Update the lines below by replacing every "current-arrow" with "flow-arrow", and leave everything else unchanged.

(Stored entries)
+ + +
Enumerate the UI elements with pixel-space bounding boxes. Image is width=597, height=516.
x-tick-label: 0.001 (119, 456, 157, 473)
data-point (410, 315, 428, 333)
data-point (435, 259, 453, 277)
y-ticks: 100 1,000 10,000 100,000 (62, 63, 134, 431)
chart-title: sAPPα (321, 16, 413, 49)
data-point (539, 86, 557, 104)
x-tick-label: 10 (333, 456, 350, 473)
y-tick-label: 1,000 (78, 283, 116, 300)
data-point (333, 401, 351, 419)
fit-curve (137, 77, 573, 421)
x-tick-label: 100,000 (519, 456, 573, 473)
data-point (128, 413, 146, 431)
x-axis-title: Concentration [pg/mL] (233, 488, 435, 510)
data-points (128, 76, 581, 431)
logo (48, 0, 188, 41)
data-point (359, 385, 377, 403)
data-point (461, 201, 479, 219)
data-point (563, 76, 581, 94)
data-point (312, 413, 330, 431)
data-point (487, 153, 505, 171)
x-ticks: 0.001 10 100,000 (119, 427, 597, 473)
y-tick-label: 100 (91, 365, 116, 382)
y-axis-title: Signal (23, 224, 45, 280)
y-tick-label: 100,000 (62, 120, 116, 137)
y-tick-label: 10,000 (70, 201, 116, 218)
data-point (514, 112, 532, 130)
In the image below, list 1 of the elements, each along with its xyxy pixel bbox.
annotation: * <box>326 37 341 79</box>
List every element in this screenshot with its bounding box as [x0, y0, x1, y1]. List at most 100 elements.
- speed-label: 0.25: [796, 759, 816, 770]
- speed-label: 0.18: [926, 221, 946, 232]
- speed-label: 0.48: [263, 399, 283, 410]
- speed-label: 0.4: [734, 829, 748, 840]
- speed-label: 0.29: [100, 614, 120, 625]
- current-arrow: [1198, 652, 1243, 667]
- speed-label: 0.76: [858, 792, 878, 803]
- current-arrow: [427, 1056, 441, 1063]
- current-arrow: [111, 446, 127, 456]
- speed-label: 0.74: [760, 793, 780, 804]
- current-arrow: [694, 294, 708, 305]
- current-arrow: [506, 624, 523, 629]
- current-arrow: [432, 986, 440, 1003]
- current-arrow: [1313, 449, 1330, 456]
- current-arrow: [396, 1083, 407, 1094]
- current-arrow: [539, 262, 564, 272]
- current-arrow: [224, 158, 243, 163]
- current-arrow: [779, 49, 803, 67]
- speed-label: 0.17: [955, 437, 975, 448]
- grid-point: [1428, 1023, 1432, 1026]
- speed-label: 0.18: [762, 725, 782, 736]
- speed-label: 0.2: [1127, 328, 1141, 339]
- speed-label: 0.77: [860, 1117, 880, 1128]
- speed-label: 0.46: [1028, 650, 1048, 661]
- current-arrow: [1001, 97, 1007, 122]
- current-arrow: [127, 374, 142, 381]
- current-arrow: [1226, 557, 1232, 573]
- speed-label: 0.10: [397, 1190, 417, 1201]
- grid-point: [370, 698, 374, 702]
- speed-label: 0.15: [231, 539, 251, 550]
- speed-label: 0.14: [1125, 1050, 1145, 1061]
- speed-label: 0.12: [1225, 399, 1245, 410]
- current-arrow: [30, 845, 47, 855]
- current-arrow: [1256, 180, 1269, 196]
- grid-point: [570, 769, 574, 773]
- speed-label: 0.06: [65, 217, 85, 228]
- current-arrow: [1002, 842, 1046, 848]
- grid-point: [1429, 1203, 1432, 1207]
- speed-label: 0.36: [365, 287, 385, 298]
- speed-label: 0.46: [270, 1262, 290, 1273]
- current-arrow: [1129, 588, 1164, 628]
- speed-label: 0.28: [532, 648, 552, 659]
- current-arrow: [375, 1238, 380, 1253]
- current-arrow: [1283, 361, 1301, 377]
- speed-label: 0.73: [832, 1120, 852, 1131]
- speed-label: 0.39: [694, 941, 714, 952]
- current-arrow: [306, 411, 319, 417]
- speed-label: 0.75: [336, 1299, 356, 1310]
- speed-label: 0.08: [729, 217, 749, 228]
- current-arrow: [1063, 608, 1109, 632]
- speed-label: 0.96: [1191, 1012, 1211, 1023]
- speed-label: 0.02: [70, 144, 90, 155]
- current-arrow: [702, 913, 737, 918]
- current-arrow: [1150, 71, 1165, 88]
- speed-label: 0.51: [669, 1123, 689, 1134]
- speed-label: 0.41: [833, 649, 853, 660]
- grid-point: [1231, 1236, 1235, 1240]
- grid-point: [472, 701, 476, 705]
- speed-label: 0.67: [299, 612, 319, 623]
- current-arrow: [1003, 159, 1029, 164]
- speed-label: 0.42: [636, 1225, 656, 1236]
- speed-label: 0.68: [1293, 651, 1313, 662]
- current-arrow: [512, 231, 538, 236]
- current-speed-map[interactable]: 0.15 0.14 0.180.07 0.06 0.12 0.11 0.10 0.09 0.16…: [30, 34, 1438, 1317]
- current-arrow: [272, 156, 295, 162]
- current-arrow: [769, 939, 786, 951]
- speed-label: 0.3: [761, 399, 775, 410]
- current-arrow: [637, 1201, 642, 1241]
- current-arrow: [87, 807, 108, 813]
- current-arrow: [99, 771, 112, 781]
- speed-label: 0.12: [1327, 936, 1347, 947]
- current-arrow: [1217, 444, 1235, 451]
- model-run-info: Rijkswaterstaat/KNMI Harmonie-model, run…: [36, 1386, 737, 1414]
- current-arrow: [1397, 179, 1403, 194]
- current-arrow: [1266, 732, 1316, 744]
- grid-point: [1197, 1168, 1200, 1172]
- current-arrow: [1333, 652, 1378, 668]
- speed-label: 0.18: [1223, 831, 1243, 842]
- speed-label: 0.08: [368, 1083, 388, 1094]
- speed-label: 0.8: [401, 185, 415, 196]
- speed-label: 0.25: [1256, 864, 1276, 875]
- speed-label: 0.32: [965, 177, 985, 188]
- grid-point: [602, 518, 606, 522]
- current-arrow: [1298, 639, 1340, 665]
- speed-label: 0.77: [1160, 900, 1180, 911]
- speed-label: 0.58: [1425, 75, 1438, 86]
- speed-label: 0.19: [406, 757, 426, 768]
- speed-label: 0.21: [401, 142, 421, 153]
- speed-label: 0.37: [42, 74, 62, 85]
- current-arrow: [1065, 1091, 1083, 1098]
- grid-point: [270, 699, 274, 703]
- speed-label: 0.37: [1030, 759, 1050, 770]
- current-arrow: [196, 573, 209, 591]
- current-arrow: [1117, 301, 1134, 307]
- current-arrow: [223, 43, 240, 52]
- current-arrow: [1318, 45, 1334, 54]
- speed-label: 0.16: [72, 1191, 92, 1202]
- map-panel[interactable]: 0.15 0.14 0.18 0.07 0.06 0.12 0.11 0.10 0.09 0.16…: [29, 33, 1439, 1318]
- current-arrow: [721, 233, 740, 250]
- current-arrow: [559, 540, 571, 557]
+ + +
Full output >>
Enumerate the UI elements with pixel-space bounding boxes. Image is width=597, height=516.
x-tick-label: 0.001 (119, 456, 157, 473)
data-point (410, 315, 428, 333)
data-point (435, 259, 453, 277)
y-ticks: 100 1,000 10,000 100,000 (62, 63, 134, 431)
chart-title: sAPPα (321, 16, 413, 49)
data-point (539, 86, 557, 104)
x-tick-label: 10 (333, 456, 350, 473)
y-tick-label: 1,000 (78, 283, 116, 300)
data-point (333, 401, 351, 419)
fit-curve (137, 77, 573, 421)
x-tick-label: 100,000 (519, 456, 573, 473)
data-point (128, 413, 146, 431)
x-axis-title: Concentration [pg/mL] (233, 488, 435, 510)
data-points (128, 76, 581, 431)
logo (48, 0, 188, 41)
data-point (359, 385, 377, 403)
data-point (461, 201, 479, 219)
data-point (563, 76, 581, 94)
data-point (312, 413, 330, 431)
data-point (487, 153, 505, 171)
x-ticks: 0.001 10 100,000 (119, 427, 597, 473)
y-tick-label: 100 (91, 365, 116, 382)
y-axis-title: Signal (23, 224, 45, 280)
y-tick-label: 100,000 (62, 120, 116, 137)
y-tick-label: 10,000 (70, 201, 116, 218)
data-point (514, 112, 532, 130)
In the image below, list 1 of the elements, each along with its xyxy pixel bbox.
annotation: * <box>326 37 341 79</box>
List every element in this screenshot with its bounding box as [x0, y0, x1, y1]. List at most 100 elements.
- speed-label: 0.25: [796, 759, 816, 770]
- speed-label: 0.18: [926, 221, 946, 232]
- speed-label: 0.48: [263, 399, 283, 410]
- speed-label: 0.4: [734, 829, 748, 840]
- speed-label: 0.29: [100, 614, 120, 625]
- flow-arrow: [1198, 652, 1243, 667]
- speed-label: 0.76: [858, 792, 878, 803]
- flow-arrow: [427, 1056, 441, 1063]
- flow-arrow: [111, 446, 127, 456]
- speed-label: 0.74: [760, 793, 780, 804]
- flow-arrow: [694, 294, 708, 305]
- flow-arrow: [506, 624, 523, 629]
- flow-arrow: [432, 986, 440, 1003]
- flow-arrow: [1313, 449, 1330, 456]
- flow-arrow: [396, 1083, 407, 1094]
- flow-arrow: [539, 262, 564, 272]
- flow-arrow: [224, 158, 243, 163]
- flow-arrow: [779, 49, 803, 67]
- speed-label: 0.17: [955, 437, 975, 448]
- grid-point: [1428, 1023, 1432, 1026]
- speed-label: 0.18: [762, 725, 782, 736]
- speed-label: 0.2: [1127, 328, 1141, 339]
- speed-label: 0.77: [860, 1117, 880, 1128]
- speed-label: 0.46: [1028, 650, 1048, 661]
- flow-arrow: [1001, 97, 1007, 122]
- flow-arrow: [127, 374, 142, 381]
- flow-arrow: [1226, 557, 1232, 573]
- speed-label: 0.10: [397, 1190, 417, 1201]
- grid-point: [370, 698, 374, 702]
- speed-label: 0.15: [231, 539, 251, 550]
- speed-label: 0.14: [1125, 1050, 1145, 1061]
- speed-label: 0.12: [1225, 399, 1245, 410]
- flow-arrow: [30, 845, 47, 855]
- flow-arrow: [1256, 180, 1269, 196]
- grid-point: [570, 769, 574, 773]
- speed-label: 0.06: [65, 217, 85, 228]
- flow-arrow: [1002, 842, 1046, 848]
- grid-point: [1429, 1203, 1432, 1207]
- speed-label: 0.36: [365, 287, 385, 298]
- speed-label: 0.46: [270, 1262, 290, 1273]
- flow-arrow: [1129, 588, 1164, 628]
- speed-label: 0.28: [532, 648, 552, 659]
- flow-arrow: [375, 1238, 380, 1253]
- flow-arrow: [1283, 361, 1301, 377]
- speed-label: 0.73: [832, 1120, 852, 1131]
- speed-label: 0.39: [694, 941, 714, 952]
- flow-arrow: [306, 411, 319, 417]
- speed-label: 0.75: [336, 1299, 356, 1310]
- speed-label: 0.08: [729, 217, 749, 228]
- flow-arrow: [1063, 608, 1109, 632]
- speed-label: 0.96: [1191, 1012, 1211, 1023]
- speed-label: 0.02: [70, 144, 90, 155]
- flow-arrow: [702, 913, 737, 918]
- flow-arrow: [1150, 71, 1165, 88]
- speed-label: 0.51: [669, 1123, 689, 1134]
- speed-label: 0.41: [833, 649, 853, 660]
- grid-point: [1231, 1236, 1235, 1240]
- grid-point: [472, 701, 476, 705]
- speed-label: 0.67: [299, 612, 319, 623]
- flow-arrow: [1003, 159, 1029, 164]
- speed-label: 0.42: [636, 1225, 656, 1236]
- speed-label: 0.68: [1293, 651, 1313, 662]
- flow-arrow: [512, 231, 538, 236]
- current-speed-map[interactable]: 0.15 0.14 0.180.07 0.06 0.12 0.11 0.10 0.09 0.16…: [30, 34, 1438, 1317]
- flow-arrow: [272, 156, 295, 162]
- flow-arrow: [769, 939, 786, 951]
- speed-label: 0.3: [761, 399, 775, 410]
- flow-arrow: [637, 1201, 642, 1241]
- flow-arrow: [87, 807, 108, 813]
- flow-arrow: [99, 771, 112, 781]
- speed-label: 0.12: [1327, 936, 1347, 947]
- flow-arrow: [1217, 444, 1235, 451]
- model-run-info: Rijkswaterstaat/KNMI Harmonie-model, run…: [36, 1386, 737, 1414]
- flow-arrow: [1397, 179, 1403, 194]
- flow-arrow: [1266, 732, 1316, 744]
- grid-point: [1197, 1168, 1200, 1172]
- flow-arrow: [1333, 652, 1378, 668]
- speed-label: 0.18: [1223, 831, 1243, 842]
- speed-label: 0.08: [368, 1083, 388, 1094]
- speed-label: 0.8: [401, 185, 415, 196]
- speed-label: 0.25: [1256, 864, 1276, 875]
- speed-label: 0.32: [965, 177, 985, 188]
- grid-point: [602, 518, 606, 522]
- flow-arrow: [1298, 639, 1340, 665]
- speed-label: 0.77: [1160, 900, 1180, 911]
- speed-label: 0.58: [1425, 75, 1438, 86]
- speed-label: 0.19: [406, 757, 426, 768]
- speed-label: 0.21: [401, 142, 421, 153]
- speed-label: 0.37: [42, 74, 62, 85]
- flow-arrow: [1065, 1091, 1083, 1098]
- grid-point: [270, 699, 274, 703]
- speed-label: 0.37: [1030, 759, 1050, 770]
- flow-arrow: [196, 573, 209, 591]
- flow-arrow: [1117, 301, 1134, 307]
- flow-arrow: [223, 43, 240, 52]
- flow-arrow: [1318, 45, 1334, 54]
- speed-label: 0.16: [72, 1191, 92, 1202]
- map-panel[interactable]: 0.15 0.14 0.18 0.07 0.06 0.12 0.11 0.10 0.09 0.16…: [29, 33, 1439, 1318]
- flow-arrow: [721, 233, 740, 250]
- flow-arrow: [559, 540, 571, 557]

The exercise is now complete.